▸ Do this:
Locate each line containing the string "Проблемы" and copy it out.

▸ Input records:
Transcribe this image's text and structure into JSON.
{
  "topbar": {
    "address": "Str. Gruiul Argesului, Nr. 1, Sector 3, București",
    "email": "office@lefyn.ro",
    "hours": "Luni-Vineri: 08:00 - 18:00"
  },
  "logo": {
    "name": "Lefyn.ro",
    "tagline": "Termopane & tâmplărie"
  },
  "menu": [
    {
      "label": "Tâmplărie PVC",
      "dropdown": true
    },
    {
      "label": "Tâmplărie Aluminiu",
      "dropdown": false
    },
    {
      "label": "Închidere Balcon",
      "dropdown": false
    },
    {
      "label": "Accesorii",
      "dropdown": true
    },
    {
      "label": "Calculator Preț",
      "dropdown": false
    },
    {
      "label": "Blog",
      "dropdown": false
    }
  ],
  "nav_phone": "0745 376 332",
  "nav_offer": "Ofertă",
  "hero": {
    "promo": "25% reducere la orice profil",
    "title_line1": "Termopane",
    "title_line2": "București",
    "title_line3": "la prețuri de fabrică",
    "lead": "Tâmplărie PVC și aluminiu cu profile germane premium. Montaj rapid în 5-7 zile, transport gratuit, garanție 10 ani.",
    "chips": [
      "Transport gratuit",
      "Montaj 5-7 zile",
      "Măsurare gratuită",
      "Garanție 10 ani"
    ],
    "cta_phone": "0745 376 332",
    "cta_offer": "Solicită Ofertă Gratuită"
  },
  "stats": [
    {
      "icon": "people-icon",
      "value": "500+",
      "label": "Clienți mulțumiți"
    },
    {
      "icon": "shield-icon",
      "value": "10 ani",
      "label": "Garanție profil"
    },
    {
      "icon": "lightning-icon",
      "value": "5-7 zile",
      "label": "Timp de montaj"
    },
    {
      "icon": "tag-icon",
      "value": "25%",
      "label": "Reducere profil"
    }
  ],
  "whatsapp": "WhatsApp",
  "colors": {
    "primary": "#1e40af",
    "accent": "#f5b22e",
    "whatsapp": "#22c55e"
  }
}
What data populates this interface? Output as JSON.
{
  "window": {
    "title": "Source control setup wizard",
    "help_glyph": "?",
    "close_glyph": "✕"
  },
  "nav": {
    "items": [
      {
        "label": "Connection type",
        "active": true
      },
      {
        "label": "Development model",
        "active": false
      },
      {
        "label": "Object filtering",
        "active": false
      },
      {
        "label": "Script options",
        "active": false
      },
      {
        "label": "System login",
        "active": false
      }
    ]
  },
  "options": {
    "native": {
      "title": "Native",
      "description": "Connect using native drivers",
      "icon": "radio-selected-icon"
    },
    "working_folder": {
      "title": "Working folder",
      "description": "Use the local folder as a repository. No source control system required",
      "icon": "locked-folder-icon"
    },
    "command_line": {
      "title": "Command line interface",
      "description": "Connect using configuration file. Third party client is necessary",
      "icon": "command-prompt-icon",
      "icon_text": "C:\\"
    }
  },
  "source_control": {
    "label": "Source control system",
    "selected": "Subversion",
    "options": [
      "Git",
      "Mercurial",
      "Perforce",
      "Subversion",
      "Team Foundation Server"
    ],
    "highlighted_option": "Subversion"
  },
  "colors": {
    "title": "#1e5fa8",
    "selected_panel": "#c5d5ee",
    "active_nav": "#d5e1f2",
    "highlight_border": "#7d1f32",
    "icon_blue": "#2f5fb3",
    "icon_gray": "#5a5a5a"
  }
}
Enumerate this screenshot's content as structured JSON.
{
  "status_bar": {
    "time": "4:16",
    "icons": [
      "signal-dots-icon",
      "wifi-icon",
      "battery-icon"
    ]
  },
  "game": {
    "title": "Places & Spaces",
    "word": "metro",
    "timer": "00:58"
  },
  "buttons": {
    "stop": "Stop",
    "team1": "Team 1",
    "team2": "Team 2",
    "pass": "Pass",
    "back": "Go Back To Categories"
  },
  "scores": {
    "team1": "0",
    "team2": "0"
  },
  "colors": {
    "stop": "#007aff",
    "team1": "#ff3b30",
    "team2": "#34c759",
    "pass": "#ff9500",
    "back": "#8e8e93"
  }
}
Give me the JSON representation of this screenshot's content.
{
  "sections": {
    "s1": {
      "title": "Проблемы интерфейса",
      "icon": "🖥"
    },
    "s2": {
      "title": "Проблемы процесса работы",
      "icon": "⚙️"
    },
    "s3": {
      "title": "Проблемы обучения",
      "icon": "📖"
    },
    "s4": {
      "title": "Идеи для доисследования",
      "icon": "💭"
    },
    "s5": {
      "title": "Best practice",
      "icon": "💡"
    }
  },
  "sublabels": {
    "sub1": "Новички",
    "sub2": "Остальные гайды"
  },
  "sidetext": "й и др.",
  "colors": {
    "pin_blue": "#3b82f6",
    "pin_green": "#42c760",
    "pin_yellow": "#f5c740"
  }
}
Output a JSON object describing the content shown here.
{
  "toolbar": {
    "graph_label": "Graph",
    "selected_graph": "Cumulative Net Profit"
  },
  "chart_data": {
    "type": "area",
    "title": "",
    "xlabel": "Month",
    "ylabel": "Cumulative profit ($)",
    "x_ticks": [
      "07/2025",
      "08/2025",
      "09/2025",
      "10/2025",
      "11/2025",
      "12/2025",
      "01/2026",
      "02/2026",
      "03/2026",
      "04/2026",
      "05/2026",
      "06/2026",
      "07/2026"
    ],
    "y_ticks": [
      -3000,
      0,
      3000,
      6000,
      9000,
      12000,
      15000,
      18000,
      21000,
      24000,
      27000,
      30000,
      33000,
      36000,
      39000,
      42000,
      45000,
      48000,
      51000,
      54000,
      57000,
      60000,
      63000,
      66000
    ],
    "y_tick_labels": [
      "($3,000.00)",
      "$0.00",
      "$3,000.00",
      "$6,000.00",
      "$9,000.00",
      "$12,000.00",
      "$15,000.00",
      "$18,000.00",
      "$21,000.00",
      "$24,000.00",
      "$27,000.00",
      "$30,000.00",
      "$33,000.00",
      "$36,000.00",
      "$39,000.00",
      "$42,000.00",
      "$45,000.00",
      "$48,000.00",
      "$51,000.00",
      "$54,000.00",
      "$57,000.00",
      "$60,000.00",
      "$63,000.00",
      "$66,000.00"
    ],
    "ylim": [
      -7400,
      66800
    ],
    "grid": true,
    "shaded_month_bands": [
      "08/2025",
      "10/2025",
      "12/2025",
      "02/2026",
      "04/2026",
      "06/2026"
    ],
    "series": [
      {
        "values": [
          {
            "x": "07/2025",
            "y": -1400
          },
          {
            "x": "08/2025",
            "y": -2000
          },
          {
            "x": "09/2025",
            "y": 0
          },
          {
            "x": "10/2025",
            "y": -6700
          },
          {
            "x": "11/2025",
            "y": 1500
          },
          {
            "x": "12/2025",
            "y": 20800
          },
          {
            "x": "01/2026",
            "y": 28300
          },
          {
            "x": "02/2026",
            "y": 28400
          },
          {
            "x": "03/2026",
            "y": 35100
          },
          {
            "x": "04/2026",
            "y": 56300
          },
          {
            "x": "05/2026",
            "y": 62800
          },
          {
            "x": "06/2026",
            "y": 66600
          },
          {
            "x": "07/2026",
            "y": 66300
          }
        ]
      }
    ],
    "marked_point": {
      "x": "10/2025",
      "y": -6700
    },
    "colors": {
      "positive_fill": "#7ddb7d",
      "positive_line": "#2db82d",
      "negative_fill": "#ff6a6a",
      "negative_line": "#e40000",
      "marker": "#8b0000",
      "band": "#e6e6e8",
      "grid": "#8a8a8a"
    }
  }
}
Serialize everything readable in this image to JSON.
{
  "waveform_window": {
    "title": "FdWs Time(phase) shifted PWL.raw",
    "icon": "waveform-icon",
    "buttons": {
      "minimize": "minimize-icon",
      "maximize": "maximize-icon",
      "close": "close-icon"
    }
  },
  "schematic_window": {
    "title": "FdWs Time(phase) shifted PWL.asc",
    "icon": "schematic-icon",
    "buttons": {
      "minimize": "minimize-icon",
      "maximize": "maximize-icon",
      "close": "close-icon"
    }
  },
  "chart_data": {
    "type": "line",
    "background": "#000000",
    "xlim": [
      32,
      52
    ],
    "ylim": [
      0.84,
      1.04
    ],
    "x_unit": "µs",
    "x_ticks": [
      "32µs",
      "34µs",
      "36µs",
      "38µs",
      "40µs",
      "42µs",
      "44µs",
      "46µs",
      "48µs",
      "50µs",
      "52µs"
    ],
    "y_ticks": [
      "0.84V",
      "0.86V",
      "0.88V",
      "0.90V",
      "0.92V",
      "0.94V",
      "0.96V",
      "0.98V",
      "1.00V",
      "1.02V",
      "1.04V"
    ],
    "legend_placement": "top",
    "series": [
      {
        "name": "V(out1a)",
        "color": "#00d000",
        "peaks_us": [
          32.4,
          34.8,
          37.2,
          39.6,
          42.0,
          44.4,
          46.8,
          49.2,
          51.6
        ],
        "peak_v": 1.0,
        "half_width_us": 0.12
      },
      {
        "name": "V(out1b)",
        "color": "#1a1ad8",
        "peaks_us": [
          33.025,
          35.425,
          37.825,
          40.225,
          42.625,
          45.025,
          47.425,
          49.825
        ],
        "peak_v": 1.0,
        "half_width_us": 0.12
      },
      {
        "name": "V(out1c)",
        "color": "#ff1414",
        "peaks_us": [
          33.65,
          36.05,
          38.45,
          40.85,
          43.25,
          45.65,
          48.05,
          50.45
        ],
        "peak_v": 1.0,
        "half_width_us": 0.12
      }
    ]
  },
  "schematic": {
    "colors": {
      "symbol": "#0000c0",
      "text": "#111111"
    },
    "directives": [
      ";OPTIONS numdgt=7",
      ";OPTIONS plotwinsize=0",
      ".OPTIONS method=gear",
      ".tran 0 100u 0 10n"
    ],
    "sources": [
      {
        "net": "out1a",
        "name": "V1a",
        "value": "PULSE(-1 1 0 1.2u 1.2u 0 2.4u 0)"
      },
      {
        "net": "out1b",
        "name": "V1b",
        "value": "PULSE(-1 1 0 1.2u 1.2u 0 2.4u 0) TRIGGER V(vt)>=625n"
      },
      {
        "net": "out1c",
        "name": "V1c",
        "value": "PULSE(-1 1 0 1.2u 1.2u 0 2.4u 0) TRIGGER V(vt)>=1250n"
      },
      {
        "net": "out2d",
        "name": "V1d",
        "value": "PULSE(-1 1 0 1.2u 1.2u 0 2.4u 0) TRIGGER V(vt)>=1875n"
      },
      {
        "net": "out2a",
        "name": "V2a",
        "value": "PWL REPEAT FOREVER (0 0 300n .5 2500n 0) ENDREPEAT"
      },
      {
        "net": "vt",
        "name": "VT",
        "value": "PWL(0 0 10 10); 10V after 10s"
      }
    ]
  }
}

▸ Response to this exercise:
      "title": "Проблемы интерфейса",
      "title": "Проблемы процесса работы",
      "title": "Проблемы обучения",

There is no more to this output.